_Short exercise_: Across the material below, how many lines contain the word "color"? Give only the number.

↓↓↓

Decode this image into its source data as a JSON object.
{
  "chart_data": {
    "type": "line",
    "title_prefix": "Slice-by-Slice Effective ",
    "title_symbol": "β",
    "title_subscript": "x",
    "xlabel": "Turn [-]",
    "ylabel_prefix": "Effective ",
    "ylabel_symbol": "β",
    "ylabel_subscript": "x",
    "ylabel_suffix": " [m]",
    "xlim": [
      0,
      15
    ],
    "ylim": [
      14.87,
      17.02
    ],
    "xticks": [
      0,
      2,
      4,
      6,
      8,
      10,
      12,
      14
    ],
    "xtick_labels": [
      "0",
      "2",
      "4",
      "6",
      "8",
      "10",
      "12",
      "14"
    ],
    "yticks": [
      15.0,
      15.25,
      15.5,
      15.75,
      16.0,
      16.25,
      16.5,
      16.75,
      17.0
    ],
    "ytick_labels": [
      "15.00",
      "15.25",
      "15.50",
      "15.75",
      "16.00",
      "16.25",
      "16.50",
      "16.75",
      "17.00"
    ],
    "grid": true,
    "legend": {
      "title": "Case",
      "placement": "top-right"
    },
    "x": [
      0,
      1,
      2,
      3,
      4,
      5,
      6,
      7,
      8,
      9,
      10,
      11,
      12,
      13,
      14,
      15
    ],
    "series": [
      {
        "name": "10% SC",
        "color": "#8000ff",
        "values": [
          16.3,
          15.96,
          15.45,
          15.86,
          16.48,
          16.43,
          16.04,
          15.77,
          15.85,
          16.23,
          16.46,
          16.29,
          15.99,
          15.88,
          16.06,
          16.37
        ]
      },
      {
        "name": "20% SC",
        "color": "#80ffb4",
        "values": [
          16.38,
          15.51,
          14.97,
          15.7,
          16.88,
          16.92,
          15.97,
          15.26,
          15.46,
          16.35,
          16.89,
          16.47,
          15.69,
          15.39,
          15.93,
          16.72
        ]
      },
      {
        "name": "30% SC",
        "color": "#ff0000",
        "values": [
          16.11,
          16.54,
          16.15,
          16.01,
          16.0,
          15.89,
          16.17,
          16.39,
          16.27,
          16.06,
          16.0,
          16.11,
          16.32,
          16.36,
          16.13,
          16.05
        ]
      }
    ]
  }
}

↑↑↑

_Reply_: 3